● **Dataset entries**
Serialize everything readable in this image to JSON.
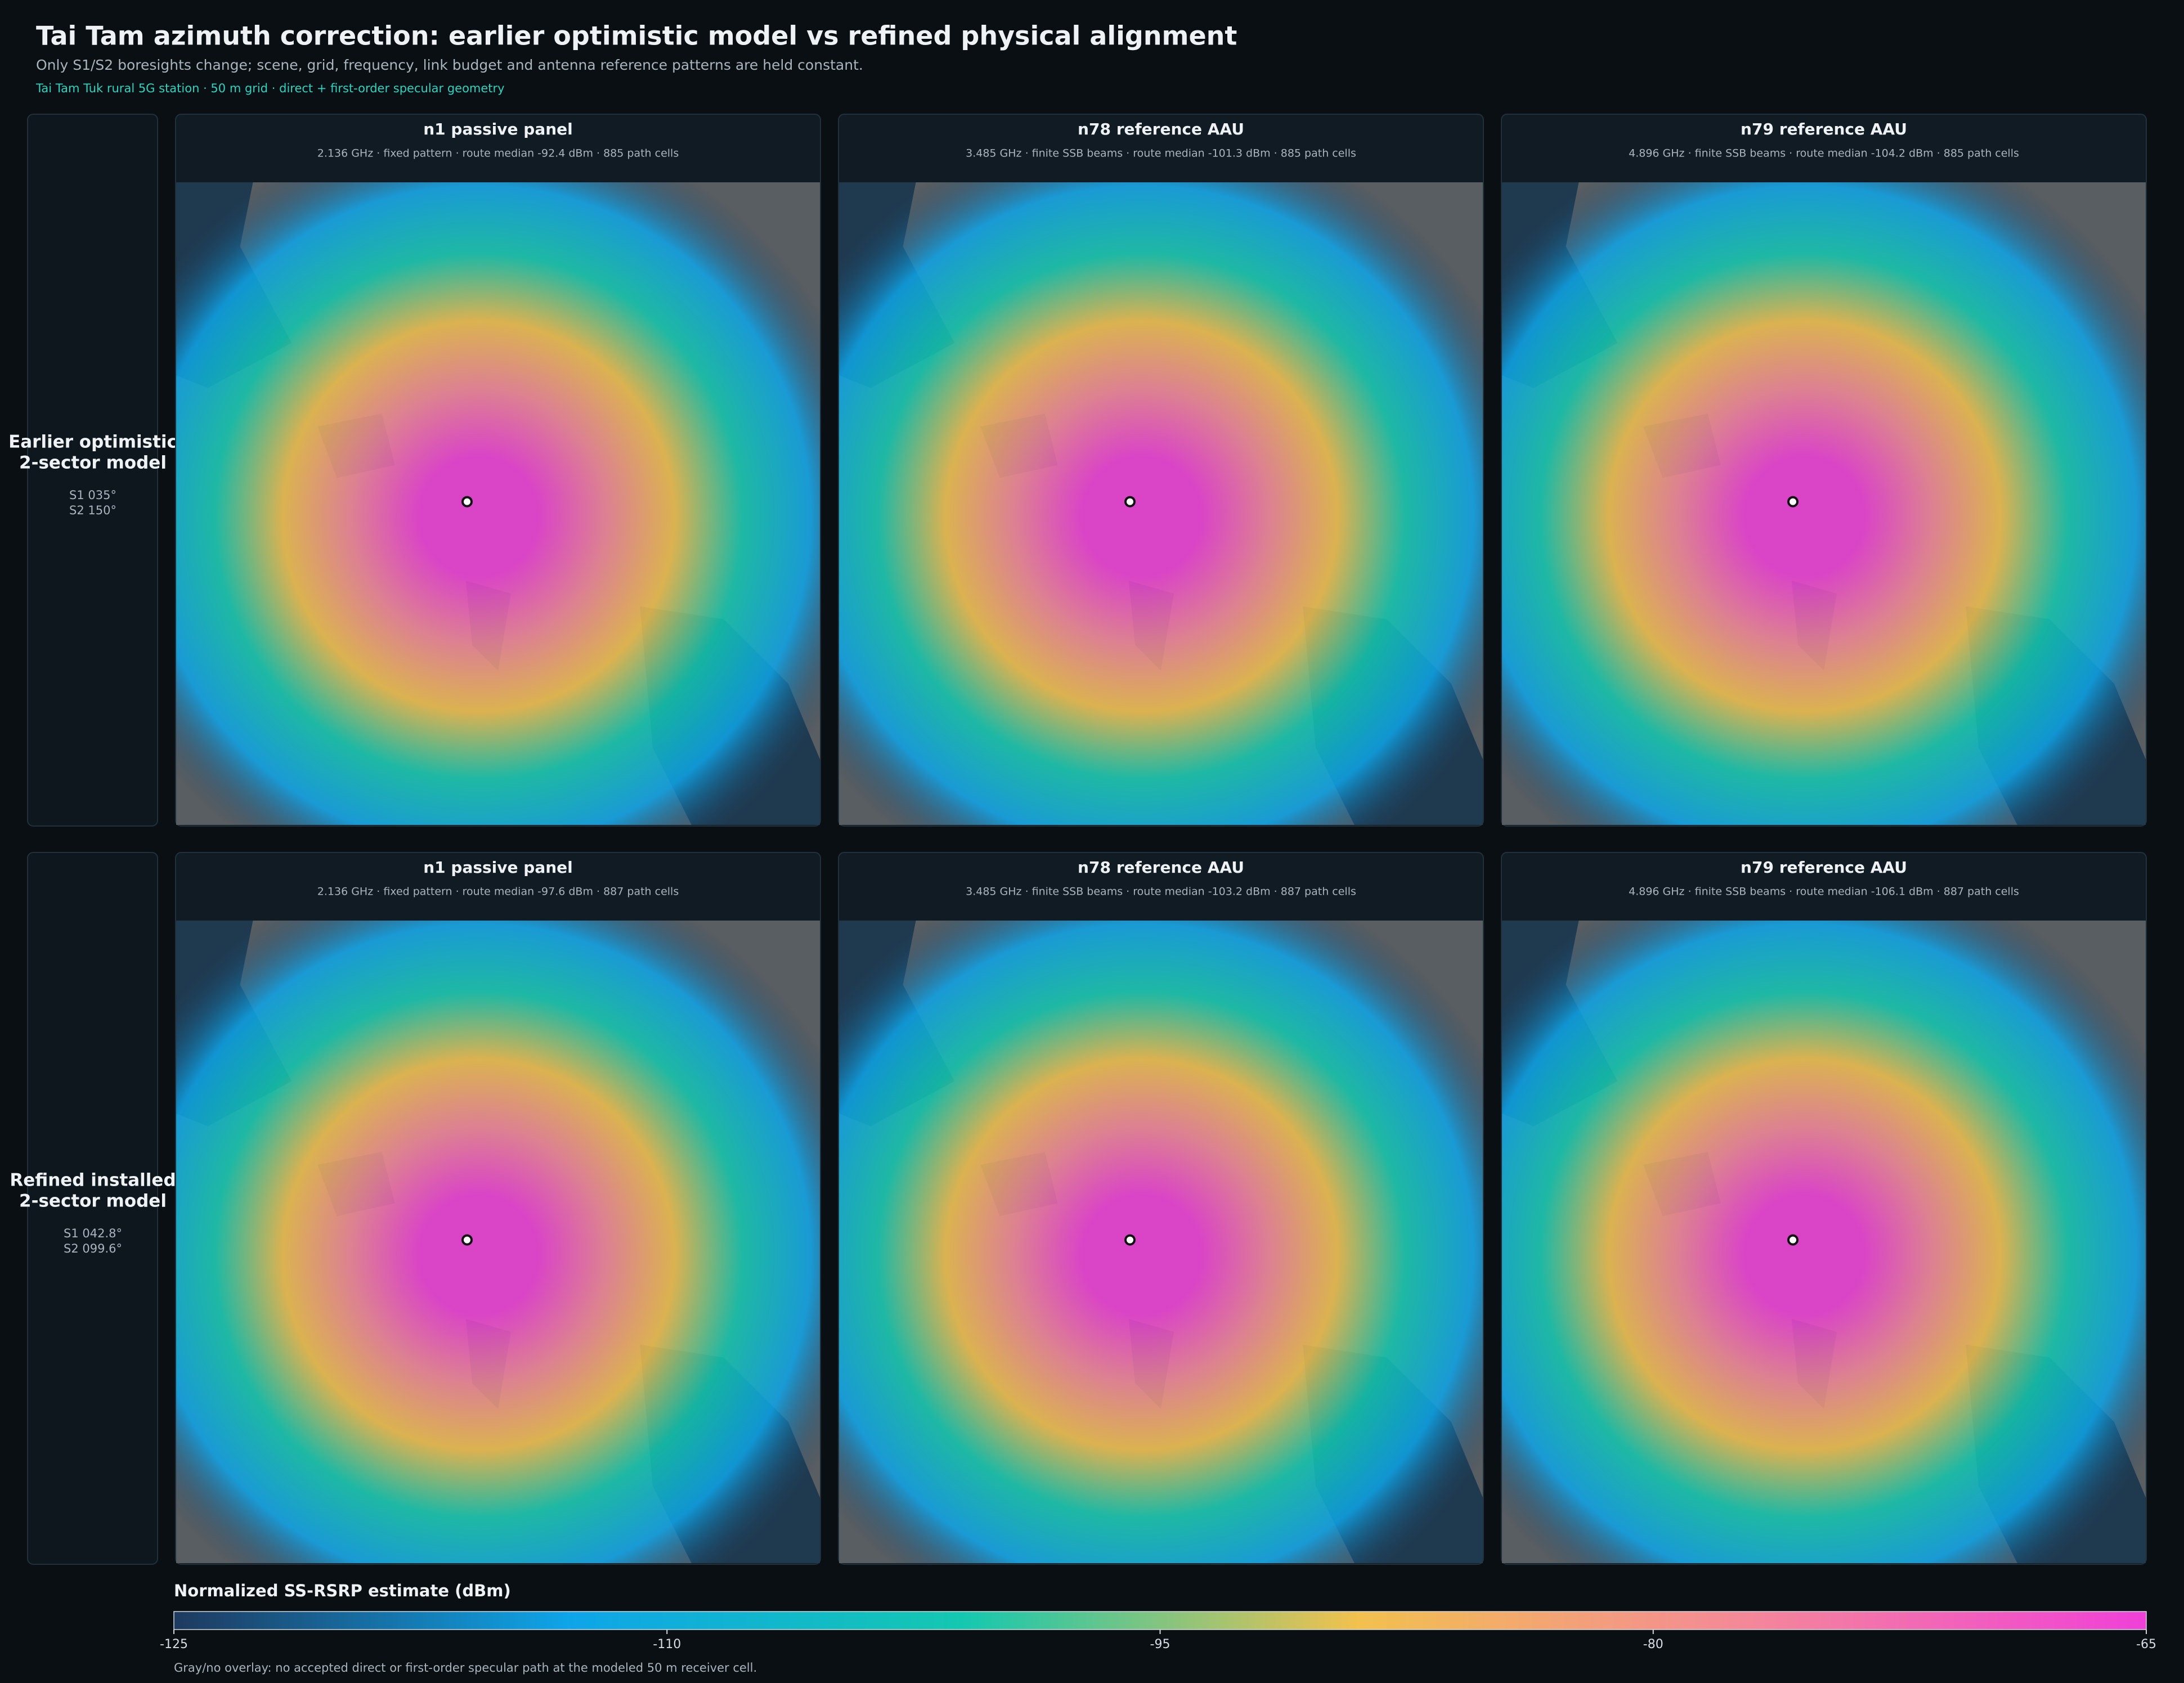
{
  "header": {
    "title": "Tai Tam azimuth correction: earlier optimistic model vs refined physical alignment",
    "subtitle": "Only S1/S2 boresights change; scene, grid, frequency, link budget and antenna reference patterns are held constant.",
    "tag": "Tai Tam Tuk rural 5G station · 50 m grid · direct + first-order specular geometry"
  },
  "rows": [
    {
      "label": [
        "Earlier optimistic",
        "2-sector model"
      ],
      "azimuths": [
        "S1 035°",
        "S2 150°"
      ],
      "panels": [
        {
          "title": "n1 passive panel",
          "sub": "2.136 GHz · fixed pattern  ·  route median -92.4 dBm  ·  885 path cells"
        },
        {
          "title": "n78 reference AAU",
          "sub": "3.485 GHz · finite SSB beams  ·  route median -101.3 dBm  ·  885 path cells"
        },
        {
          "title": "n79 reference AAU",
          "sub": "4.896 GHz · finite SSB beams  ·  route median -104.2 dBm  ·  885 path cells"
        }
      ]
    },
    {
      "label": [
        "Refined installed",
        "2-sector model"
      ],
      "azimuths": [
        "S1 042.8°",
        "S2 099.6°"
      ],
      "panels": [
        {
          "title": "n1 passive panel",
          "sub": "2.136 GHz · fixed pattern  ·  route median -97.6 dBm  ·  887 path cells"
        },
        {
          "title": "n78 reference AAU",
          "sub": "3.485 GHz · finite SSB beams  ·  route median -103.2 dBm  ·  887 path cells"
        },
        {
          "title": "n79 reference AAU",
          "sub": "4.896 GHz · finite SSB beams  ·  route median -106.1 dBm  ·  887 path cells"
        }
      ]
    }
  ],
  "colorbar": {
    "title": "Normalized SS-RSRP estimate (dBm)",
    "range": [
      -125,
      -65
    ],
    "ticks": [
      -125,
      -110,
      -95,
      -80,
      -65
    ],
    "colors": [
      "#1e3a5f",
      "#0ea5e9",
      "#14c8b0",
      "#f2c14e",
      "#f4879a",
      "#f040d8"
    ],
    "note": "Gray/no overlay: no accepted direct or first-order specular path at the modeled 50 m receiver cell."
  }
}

● **Work instruction**
Images stay out; the entries above are to be printed exactly.

● **Expected answer**
Serialize everything readable in this image to JSON.
{
  "header": {
    "title": "Tai Tam azimuth correction: earlier optimistic model vs refined physical alignment",
    "subtitle": "Only S1/S2 boresights change; scene, grid, frequency, link budget and antenna reference patterns are held constant.",
    "tag": "Tai Tam Tuk rural 5G station · 50 m grid · direct + first-order specular geometry"
  },
  "rows": [
    {
      "label": [
        "Earlier optimistic",
        "2-sector model"
      ],
      "azimuths": [
        "S1 035°",
        "S2 150°"
      ],
      "panels": [
        {
          "title": "n1 passive panel",
          "sub": "2.136 GHz · fixed pattern  ·  route median -92.4 dBm  ·  885 path cells"
        },
        {
          "title": "n78 reference AAU",
          "sub": "3.485 GHz · finite SSB beams  ·  route median -101.3 dBm  ·  885 path cells"
        },
        {
          "title": "n79 reference AAU",
          "sub": "4.896 GHz · finite SSB beams  ·  route median -104.2 dBm  ·  885 path cells"
        }
      ]
    },
    {
      "label": [
        "Refined installed",
        "2-sector model"
      ],
      "azimuths": [
        "S1 042.8°",
        "S2 099.6°"
      ],
      "panels": [
        {
          "title": "n1 passive panel",
          "sub": "2.136 GHz · fixed pattern  ·  route median -97.6 dBm  ·  887 path cells"
        },
        {
          "title": "n78 reference AAU",
          "sub": "3.485 GHz · finite SSB beams  ·  route median -103.2 dBm  ·  887 path cells"
        },
        {
          "title": "n79 reference AAU",
          "sub": "4.896 GHz · finite SSB beams  ·  route median -106.1 dBm  ·  887 path cells"
        }
      ]
    }
  ],
  "colorbar": {
    "title": "Normalized SS-RSRP estimate (dBm)",
    "range": [
      -125,
      -65
    ],
    "ticks": [
      -125,
      -110,
      -95,
      -80,
      -65
    ],
    "colors": [
      "#1e3a5f",
      "#0ea5e9",
      "#14c8b0",
      "#f2c14e",
      "#f4879a",
      "#f040d8"
    ],
    "note": "Gray/no overlay: no accepted direct or first-order specular path at the modeled 50 m receiver cell."
  }
}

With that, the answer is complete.